== Request ==
Read the listing below and copy out every line that holds "warm".

== Supplied information ==

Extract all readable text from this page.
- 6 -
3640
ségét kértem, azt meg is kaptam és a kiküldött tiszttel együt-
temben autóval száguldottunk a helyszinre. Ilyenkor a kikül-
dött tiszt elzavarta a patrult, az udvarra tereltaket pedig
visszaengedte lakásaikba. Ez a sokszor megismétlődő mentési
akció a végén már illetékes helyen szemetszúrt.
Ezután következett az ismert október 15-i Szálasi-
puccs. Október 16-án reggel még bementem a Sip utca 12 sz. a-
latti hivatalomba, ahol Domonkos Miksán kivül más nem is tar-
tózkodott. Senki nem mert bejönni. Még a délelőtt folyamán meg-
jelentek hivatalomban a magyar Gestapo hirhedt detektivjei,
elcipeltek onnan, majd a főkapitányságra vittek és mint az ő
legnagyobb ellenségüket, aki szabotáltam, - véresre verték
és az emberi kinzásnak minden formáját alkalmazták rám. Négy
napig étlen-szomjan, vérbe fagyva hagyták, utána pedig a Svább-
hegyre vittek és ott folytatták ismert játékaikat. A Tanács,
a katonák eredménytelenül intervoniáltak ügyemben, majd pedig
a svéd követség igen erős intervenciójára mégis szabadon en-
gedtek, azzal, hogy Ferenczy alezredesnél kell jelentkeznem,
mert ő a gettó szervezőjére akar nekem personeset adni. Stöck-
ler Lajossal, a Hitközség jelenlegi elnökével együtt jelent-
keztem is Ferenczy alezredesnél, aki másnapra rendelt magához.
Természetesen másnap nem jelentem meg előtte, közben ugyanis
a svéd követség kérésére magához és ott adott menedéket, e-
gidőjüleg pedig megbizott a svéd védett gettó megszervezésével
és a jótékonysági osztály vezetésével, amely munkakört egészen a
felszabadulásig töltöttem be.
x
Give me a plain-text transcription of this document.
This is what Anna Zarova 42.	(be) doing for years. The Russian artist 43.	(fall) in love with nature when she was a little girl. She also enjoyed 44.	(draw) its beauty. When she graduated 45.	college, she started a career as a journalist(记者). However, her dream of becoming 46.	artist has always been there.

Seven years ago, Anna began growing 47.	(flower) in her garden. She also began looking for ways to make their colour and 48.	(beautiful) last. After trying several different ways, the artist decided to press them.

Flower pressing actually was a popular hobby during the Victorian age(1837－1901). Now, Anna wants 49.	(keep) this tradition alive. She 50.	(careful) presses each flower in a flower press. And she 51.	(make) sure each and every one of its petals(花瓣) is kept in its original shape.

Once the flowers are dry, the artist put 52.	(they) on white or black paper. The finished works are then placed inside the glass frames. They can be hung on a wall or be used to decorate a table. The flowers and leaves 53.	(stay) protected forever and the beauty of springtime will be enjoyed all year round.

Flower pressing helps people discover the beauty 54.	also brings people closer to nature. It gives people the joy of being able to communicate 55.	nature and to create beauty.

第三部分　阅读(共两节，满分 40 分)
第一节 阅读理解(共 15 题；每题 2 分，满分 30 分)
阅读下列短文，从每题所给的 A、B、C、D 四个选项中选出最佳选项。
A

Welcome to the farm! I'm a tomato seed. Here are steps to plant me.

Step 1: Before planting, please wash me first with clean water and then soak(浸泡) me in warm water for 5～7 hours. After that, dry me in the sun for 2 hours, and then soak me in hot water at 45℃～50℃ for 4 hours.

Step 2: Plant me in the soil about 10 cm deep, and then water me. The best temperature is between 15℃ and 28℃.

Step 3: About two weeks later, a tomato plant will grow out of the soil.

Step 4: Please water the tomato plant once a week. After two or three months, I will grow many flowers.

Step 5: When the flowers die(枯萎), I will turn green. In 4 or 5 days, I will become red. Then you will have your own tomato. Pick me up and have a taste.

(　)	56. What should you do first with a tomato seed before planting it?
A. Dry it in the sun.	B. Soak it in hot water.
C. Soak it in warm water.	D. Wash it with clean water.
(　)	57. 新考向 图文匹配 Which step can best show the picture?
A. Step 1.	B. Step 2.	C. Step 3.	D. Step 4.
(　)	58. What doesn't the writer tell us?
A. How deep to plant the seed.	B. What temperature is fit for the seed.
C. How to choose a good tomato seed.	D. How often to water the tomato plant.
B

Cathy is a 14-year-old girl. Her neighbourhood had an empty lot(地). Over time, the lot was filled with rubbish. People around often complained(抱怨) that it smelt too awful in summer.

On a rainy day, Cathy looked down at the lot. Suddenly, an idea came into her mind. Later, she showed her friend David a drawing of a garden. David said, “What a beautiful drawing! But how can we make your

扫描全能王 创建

== Output below ==
Step 1: Before planting, please wash me first with clean water and then soak(浸泡) me in warm water for 5～7 hours. After that, dry me in the sun for 2 hours, and then soak me in hot water at 45℃～50℃ for 4 hours.
C. Soak it in warm water.	D. Wash it with clean water.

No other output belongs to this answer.